## Task requirements
Each record is to be transcribed exactly.

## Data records
========================
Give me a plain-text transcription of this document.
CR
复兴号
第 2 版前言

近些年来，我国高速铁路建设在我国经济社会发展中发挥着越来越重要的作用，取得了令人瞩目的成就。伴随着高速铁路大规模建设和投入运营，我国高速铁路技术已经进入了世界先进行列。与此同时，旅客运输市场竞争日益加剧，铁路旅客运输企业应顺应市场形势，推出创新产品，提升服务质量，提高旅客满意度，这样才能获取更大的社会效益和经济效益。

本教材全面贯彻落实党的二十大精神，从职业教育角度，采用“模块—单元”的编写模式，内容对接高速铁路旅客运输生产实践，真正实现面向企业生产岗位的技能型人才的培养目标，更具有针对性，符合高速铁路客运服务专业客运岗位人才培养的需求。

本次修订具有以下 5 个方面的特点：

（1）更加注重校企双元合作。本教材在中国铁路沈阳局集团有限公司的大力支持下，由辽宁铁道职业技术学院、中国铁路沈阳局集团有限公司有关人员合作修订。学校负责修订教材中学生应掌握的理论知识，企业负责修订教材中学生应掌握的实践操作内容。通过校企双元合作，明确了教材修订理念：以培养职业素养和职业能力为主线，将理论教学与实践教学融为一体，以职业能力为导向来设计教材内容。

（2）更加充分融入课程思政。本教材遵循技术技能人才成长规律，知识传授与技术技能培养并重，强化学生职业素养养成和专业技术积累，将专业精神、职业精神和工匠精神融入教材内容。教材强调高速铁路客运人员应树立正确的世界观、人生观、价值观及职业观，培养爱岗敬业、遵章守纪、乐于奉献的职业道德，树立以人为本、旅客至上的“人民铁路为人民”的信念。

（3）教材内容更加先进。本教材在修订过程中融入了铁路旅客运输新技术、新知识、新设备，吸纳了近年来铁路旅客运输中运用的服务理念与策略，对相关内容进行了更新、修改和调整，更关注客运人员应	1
========================
## Expected answer
Give me a plain-text transcription of this document.
CR
复兴号
第 2 版前言

近些年来，我国高速铁路建设在我国经济社会发展中发挥着越来越重要的作用，取得了令人瞩目的成就。伴随着高速铁路大规模建设和投入运营，我国高速铁路技术已经进入了世界先进行列。与此同时，旅客运输市场竞争日益加剧，铁路旅客运输企业应顺应市场形势，推出创新产品，提升服务质量，提高旅客满意度，这样才能获取更大的社会效益和经济效益。

本教材全面贯彻落实党的二十大精神，从职业教育角度，采用“模块—单元”的编写模式，内容对接高速铁路旅客运输生产实践，真正实现面向企业生产岗位的技能型人才的培养目标，更具有针对性，符合高速铁路客运服务专业客运岗位人才培养的需求。

本次修订具有以下 5 个方面的特点：

（1）更加注重校企双元合作。本教材在中国铁路沈阳局集团有限公司的大力支持下，由辽宁铁道职业技术学院、中国铁路沈阳局集团有限公司有关人员合作修订。学校负责修订教材中学生应掌握的理论知识，企业负责修订教材中学生应掌握的实践操作内容。通过校企双元合作，明确了教材修订理念：以培养职业素养和职业能力为主线，将理论教学与实践教学融为一体，以职业能力为导向来设计教材内容。

（2）更加充分融入课程思政。本教材遵循技术技能人才成长规律，知识传授与技术技能培养并重，强化学生职业素养养成和专业技术积累，将专业精神、职业精神和工匠精神融入教材内容。教材强调高速铁路客运人员应树立正确的世界观、人生观、价值观及职业观，培养爱岗敬业、遵章守纪、乐于奉献的职业道德，树立以人为本、旅客至上的“人民铁路为人民”的信念。

（3）教材内容更加先进。本教材在修订过程中融入了铁路旅客运输新技术、新知识、新设备，吸纳了近年来铁路旅客运输中运用的服务理念与策略，对相关内容进行了更新、修改和调整，更关注客运人员应	1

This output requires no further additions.